Task brief - Leave every picture out and write out the records below exactly.

Excerpted data -
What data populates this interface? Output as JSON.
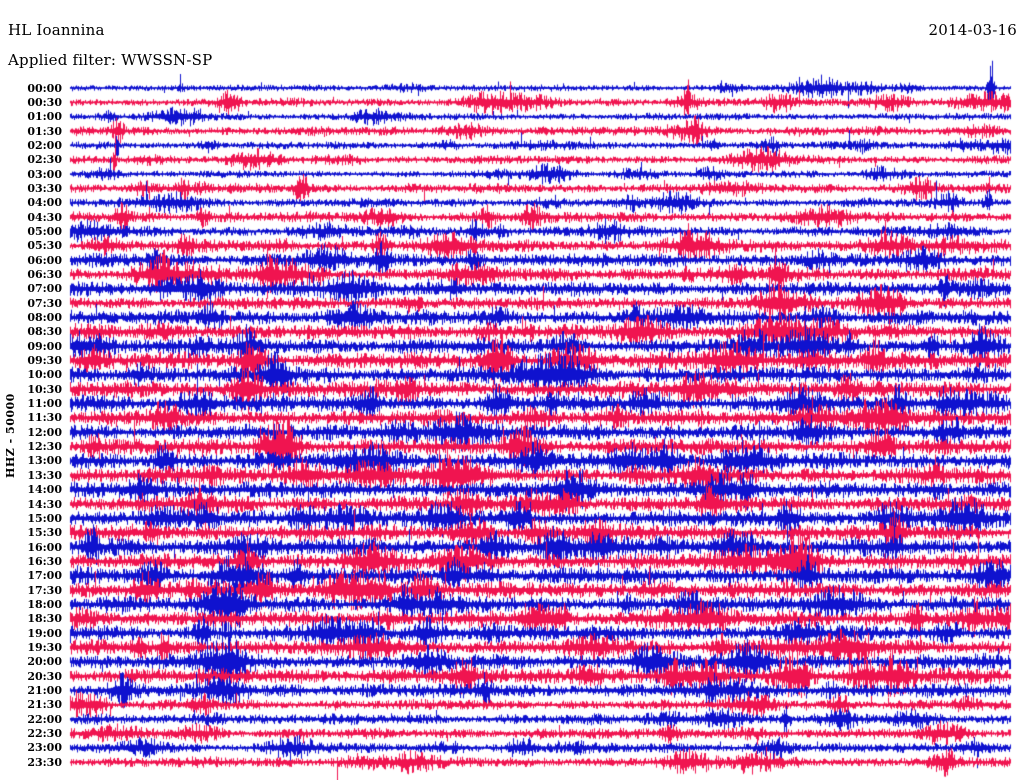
{
  "header": {
    "station": "HL Ioannina",
    "date": "2014-03-16",
    "filter_label": "Applied filter: WWSSN-SP"
  },
  "y_axis_label": "HHZ - 50000",
  "colors": {
    "trace_blue": "#0f12cf",
    "trace_red": "#f01450",
    "text": "#000000",
    "background": "#ffffff"
  },
  "chart_data": {
    "type": "line",
    "title": "HL Ioannina",
    "subtitle": "Applied filter: WWSSN-SP",
    "date": "2014-03-16",
    "channel_scale_label": "HHZ - 50000",
    "minutes_per_row": 30,
    "legend_position": "none",
    "grid": false,
    "row_labels": [
      "00:00",
      "00:30",
      "01:00",
      "01:30",
      "02:00",
      "02:30",
      "03:00",
      "03:30",
      "04:00",
      "04:30",
      "05:00",
      "05:30",
      "06:00",
      "06:30",
      "07:00",
      "07:30",
      "08:00",
      "08:30",
      "09:00",
      "09:30",
      "10:00",
      "10:30",
      "11:00",
      "11:30",
      "12:00",
      "12:30",
      "13:00",
      "13:30",
      "14:00",
      "14:30",
      "15:00",
      "15:30",
      "16:00",
      "16:30",
      "17:00",
      "17:30",
      "18:00",
      "18:30",
      "19:00",
      "19:30",
      "20:00",
      "20:30",
      "21:00",
      "21:30",
      "22:00",
      "22:30",
      "23:00",
      "23:30"
    ],
    "row_color_pattern": [
      "blue",
      "red"
    ],
    "row_amplitudes": [
      2.8,
      3.6,
      3.0,
      3.8,
      3.2,
      3.6,
      3.0,
      4.2,
      3.8,
      4.6,
      4.4,
      5.2,
      5.8,
      5.8,
      5.8,
      5.4,
      6.2,
      6.4,
      6.8,
      7.0,
      7.0,
      7.0,
      7.0,
      6.8,
      6.8,
      6.8,
      6.8,
      6.8,
      6.8,
      7.0,
      7.0,
      7.0,
      7.0,
      7.0,
      7.0,
      6.8,
      6.8,
      6.8,
      6.5,
      6.5,
      6.5,
      6.8,
      6.0,
      4.4,
      4.4,
      4.4,
      4.0,
      4.4
    ],
    "events": [
      {
        "row": 0,
        "t": 0.978,
        "amp": 30,
        "w": 2.5
      },
      {
        "row": 1,
        "t": 0.17,
        "amp": 10,
        "w": 8
      },
      {
        "row": 1,
        "t": 0.655,
        "amp": 20,
        "w": 2
      },
      {
        "row": 3,
        "t": 0.05,
        "amp": 8,
        "w": 6
      },
      {
        "row": 4,
        "t": 0.05,
        "amp": 11,
        "w": 1.5
      },
      {
        "row": 5,
        "t": 0.047,
        "amp": 13,
        "w": 1.5
      },
      {
        "row": 7,
        "t": 0.12,
        "amp": 7,
        "w": 5
      },
      {
        "row": 7,
        "t": 0.245,
        "amp": 11,
        "w": 7
      },
      {
        "row": 8,
        "t": 0.975,
        "amp": 9,
        "w": 4
      },
      {
        "row": 9,
        "t": 0.055,
        "amp": 10,
        "w": 8
      },
      {
        "row": 9,
        "t": 0.49,
        "amp": 9,
        "w": 8
      },
      {
        "row": 11,
        "t": 0.33,
        "amp": 9,
        "w": 6
      },
      {
        "row": 12,
        "t": 0.09,
        "amp": 8,
        "w": 7
      },
      {
        "row": 12,
        "t": 0.33,
        "amp": 11,
        "w": 9
      },
      {
        "row": 13,
        "t": 0.1,
        "amp": 8,
        "w": 7
      },
      {
        "row": 13,
        "t": 0.21,
        "amp": 9,
        "w": 7
      },
      {
        "row": 13,
        "t": 0.75,
        "amp": 9,
        "w": 6
      },
      {
        "row": 14,
        "t": 0.93,
        "amp": 10,
        "w": 6
      },
      {
        "row": 16,
        "t": 0.15,
        "amp": 9,
        "w": 8
      },
      {
        "row": 16,
        "t": 0.6,
        "amp": 8,
        "w": 7
      },
      {
        "row": 18,
        "t": 0.19,
        "amp": 11,
        "w": 9
      },
      {
        "row": 18,
        "t": 0.83,
        "amp": 8,
        "w": 7
      },
      {
        "row": 19,
        "t": 0.19,
        "amp": 10,
        "w": 8
      },
      {
        "row": 19,
        "t": 0.455,
        "amp": 13,
        "w": 10
      },
      {
        "row": 21,
        "t": 0.185,
        "amp": 12,
        "w": 9
      },
      {
        "row": 22,
        "t": 0.88,
        "amp": 10,
        "w": 8
      },
      {
        "row": 23,
        "t": 0.875,
        "amp": 13,
        "w": 10
      },
      {
        "row": 26,
        "t": 0.1,
        "amp": 11,
        "w": 9
      },
      {
        "row": 28,
        "t": 0.72,
        "amp": 9,
        "w": 7
      },
      {
        "row": 30,
        "t": 0.475,
        "amp": 12,
        "w": 10
      },
      {
        "row": 33,
        "t": 0.19,
        "amp": 10,
        "w": 8
      },
      {
        "row": 35,
        "t": 0.205,
        "amp": 12,
        "w": 9
      },
      {
        "row": 37,
        "t": 0.52,
        "amp": 9,
        "w": 7
      },
      {
        "row": 37,
        "t": 0.9,
        "amp": 11,
        "w": 9
      },
      {
        "row": 39,
        "t": 0.1,
        "amp": 9,
        "w": 7
      },
      {
        "row": 40,
        "t": 0.17,
        "amp": 11,
        "w": 9
      },
      {
        "row": 41,
        "t": 0.42,
        "amp": 11,
        "w": 9
      },
      {
        "row": 42,
        "t": 0.44,
        "amp": 9,
        "w": 7
      },
      {
        "row": 42,
        "t": 0.68,
        "amp": 12,
        "w": 5
      },
      {
        "row": 44,
        "t": 0.76,
        "amp": 12,
        "w": 4
      },
      {
        "row": 47,
        "t": 0.93,
        "amp": 9,
        "w": 10
      }
    ]
  }
}
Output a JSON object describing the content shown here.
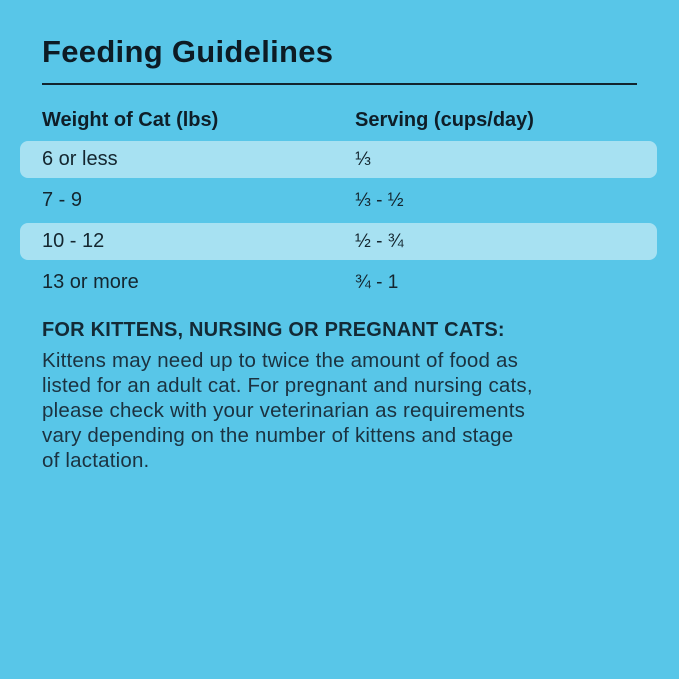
{
  "title": "Feeding Guidelines",
  "colors": {
    "background": "#58C6E8",
    "row_stripe": "#A7E1F2",
    "title_text": "#0D1B24",
    "body_text": "#1B3240",
    "rule": "#12242E"
  },
  "table": {
    "headers": {
      "weight": "Weight of Cat (lbs)",
      "serving": "Serving (cups/day)"
    },
    "rows": [
      {
        "weight": "6 or less",
        "serving": "⅓",
        "striped": true
      },
      {
        "weight": "7 - 9",
        "serving": "⅓ - ½",
        "striped": false
      },
      {
        "weight": "10 - 12",
        "serving": "½ - ¾",
        "striped": true
      },
      {
        "weight": "13 or more",
        "serving": "¾ - 1",
        "striped": false
      }
    ]
  },
  "note": {
    "heading": "FOR KITTENS, NURSING OR PREGNANT CATS:",
    "body": "Kittens may need up to twice the amount of food as\nlisted for an adult cat. For pregnant and nursing cats,\nplease check with your veterinarian as requirements\nvary depending on the number of kittens and stage\nof lactation."
  }
}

Solved problem -
What data populates this interface? Output as JSON.
{
  "header": {
    "station": "HL Ioannina",
    "date": "2014-03-16",
    "filter_label": "Applied filter: WWSSN-SP"
  },
  "y_axis_label": "HHZ - 50000",
  "colors": {
    "trace_blue": "#0f12cf",
    "trace_red": "#f01450",
    "text": "#000000",
    "background": "#ffffff"
  },
  "chart_data": {
    "type": "line",
    "title": "HL Ioannina",
    "subtitle": "Applied filter: WWSSN-SP",
    "date": "2014-03-16",
    "channel_scale_label": "HHZ - 50000",
    "minutes_per_row": 30,
    "legend_position": "none",
    "grid": false,
    "row_labels": [
      "00:00",
      "00:30",
      "01:00",
      "01:30",
      "02:00",
      "02:30",
      "03:00",
      "03:30",
      "04:00",
      "04:30",
      "05:00",
      "05:30",
      "06:00",
      "06:30",
      "07:00",
      "07:30",
      "08:00",
      "08:30",
      "09:00",
      "09:30",
      "10:00",
      "10:30",
      "11:00",
      "11:30",
      "12:00",
      "12:30",
      "13:00",
      "13:30",
      "14:00",
      "14:30",
      "15:00",
      "15:30",
      "16:00",
      "16:30",
      "17:00",
      "17:30",
      "18:00",
      "18:30",
      "19:00",
      "19:30",
      "20:00",
      "20:30",
      "21:00",
      "21:30",
      "22:00",
      "22:30",
      "23:00",
      "23:30"
    ],
    "row_color_pattern": [
      "blue",
      "red"
    ],
    "row_amplitudes": [
      2.8,
      3.6,
      3.0,
      3.8,
      3.2,
      3.6,
      3.0,
      4.2,
      3.8,
      4.6,
      4.4,
      5.2,
      5.8,
      5.8,
      5.8,
      5.4,
      6.2,
      6.4,
      6.8,
      7.0,
      7.0,
      7.0,
      7.0,
      6.8,
      6.8,
      6.8,
      6.8,
      6.8,
      6.8,
      7.0,
      7.0,
      7.0,
      7.0,
      7.0,
      7.0,
      6.8,
      6.8,
      6.8,
      6.5,
      6.5,
      6.5,
      6.8,
      6.0,
      4.4,
      4.4,
      4.4,
      4.0,
      4.4
    ],
    "events": [
      {
        "row": 0,
        "t": 0.978,
        "amp": 30,
        "w": 2.5
      },
      {
        "row": 1,
        "t": 0.17,
        "amp": 10,
        "w": 8
      },
      {
        "row": 1,
        "t": 0.655,
        "amp": 20,
        "w": 2
      },
      {
        "row": 3,
        "t": 0.05,
        "amp": 8,
        "w": 6
      },
      {
        "row": 4,
        "t": 0.05,
        "amp": 11,
        "w": 1.5
      },
      {
        "row": 5,
        "t": 0.047,
        "amp": 13,
        "w": 1.5
      },
      {
        "row": 7,
        "t": 0.12,
        "amp": 7,
        "w": 5
      },
      {
        "row": 7,
        "t": 0.245,
        "amp": 11,
        "w": 7
      },
      {
        "row": 8,
        "t": 0.975,
        "amp": 9,
        "w": 4
      },
      {
        "row": 9,
        "t": 0.055,
        "amp": 10,
        "w": 8
      },
      {
        "row": 9,
        "t": 0.49,
        "amp": 9,
        "w": 8
      },
      {
        "row": 11,
        "t": 0.33,
        "amp": 9,
        "w": 6
      },
      {
        "row": 12,
        "t": 0.09,
        "amp": 8,
        "w": 7
      },
      {
        "row": 12,
        "t": 0.33,
        "amp": 11,
        "w": 9
      },
      {
        "row": 13,
        "t": 0.1,
        "amp": 8,
        "w": 7
      },
      {
        "row": 13,
        "t": 0.21,
        "amp": 9,
        "w": 7
      },
      {
        "row": 13,
        "t": 0.75,
        "amp": 9,
        "w": 6
      },
      {
        "row": 14,
        "t": 0.93,
        "amp": 10,
        "w": 6
      },
      {
        "row": 16,
        "t": 0.15,
        "amp": 9,
        "w": 8
      },
      {
        "row": 16,
        "t": 0.6,
        "amp": 8,
        "w": 7
      },
      {
        "row": 18,
        "t": 0.19,
        "amp": 11,
        "w": 9
      },
      {
        "row": 18,
        "t": 0.83,
        "amp": 8,
        "w": 7
      },
      {
        "row": 19,
        "t": 0.19,
        "amp": 10,
        "w": 8
      },
      {
        "row": 19,
        "t": 0.455,
        "amp": 13,
        "w": 10
      },
      {
        "row": 21,
        "t": 0.185,
        "amp": 12,
        "w": 9
      },
      {
        "row": 22,
        "t": 0.88,
        "amp": 10,
        "w": 8
      },
      {
        "row": 23,
        "t": 0.875,
        "amp": 13,
        "w": 10
      },
      {
        "row": 26,
        "t": 0.1,
        "amp": 11,
        "w": 9
      },
      {
        "row": 28,
        "t": 0.72,
        "amp": 9,
        "w": 7
      },
      {
        "row": 30,
        "t": 0.475,
        "amp": 12,
        "w": 10
      },
      {
        "row": 33,
        "t": 0.19,
        "amp": 10,
        "w": 8
      },
      {
        "row": 35,
        "t": 0.205,
        "amp": 12,
        "w": 9
      },
      {
        "row": 37,
        "t": 0.52,
        "amp": 9,
        "w": 7
      },
      {
        "row": 37,
        "t": 0.9,
        "amp": 11,
        "w": 9
      },
      {
        "row": 39,
        "t": 0.1,
        "amp": 9,
        "w": 7
      },
      {
        "row": 40,
        "t": 0.17,
        "amp": 11,
        "w": 9
      },
      {
        "row": 41,
        "t": 0.42,
        "amp": 11,
        "w": 9
      },
      {
        "row": 42,
        "t": 0.44,
        "amp": 9,
        "w": 7
      },
      {
        "row": 42,
        "t": 0.68,
        "amp": 12,
        "w": 5
      },
      {
        "row": 44,
        "t": 0.76,
        "amp": 12,
        "w": 4
      },
      {
        "row": 47,
        "t": 0.93,
        "amp": 9,
        "w": 10
      }
    ]
  }
}
Output a JSON object describing the content shown here.
{
  "title": "Feeding Guidelines",
  "colors": {
    "background": "#58C6E8",
    "row_stripe": "#A7E1F2",
    "title_text": "#0D1B24",
    "body_text": "#1B3240",
    "rule": "#12242E"
  },
  "table": {
    "headers": {
      "weight": "Weight of Cat (lbs)",
      "serving": "Serving (cups/day)"
    },
    "rows": [
      {
        "weight": "6 or less",
        "serving": "⅓",
        "striped": true
      },
      {
        "weight": "7 - 9",
        "serving": "⅓ - ½",
        "striped": false
      },
      {
        "weight": "10 - 12",
        "serving": "½ - ¾",
        "striped": true
      },
      {
        "weight": "13 or more",
        "serving": "¾ - 1",
        "striped": false
      }
    ]
  },
  "note": {
    "heading": "FOR KITTENS, NURSING OR PREGNANT CATS:",
    "body": "Kittens may need up to twice the amount of food as\nlisted for an adult cat. For pregnant and nursing cats,\nplease check with your veterinarian as requirements\nvary depending on the number of kittens and stage\nof lactation."
  }
}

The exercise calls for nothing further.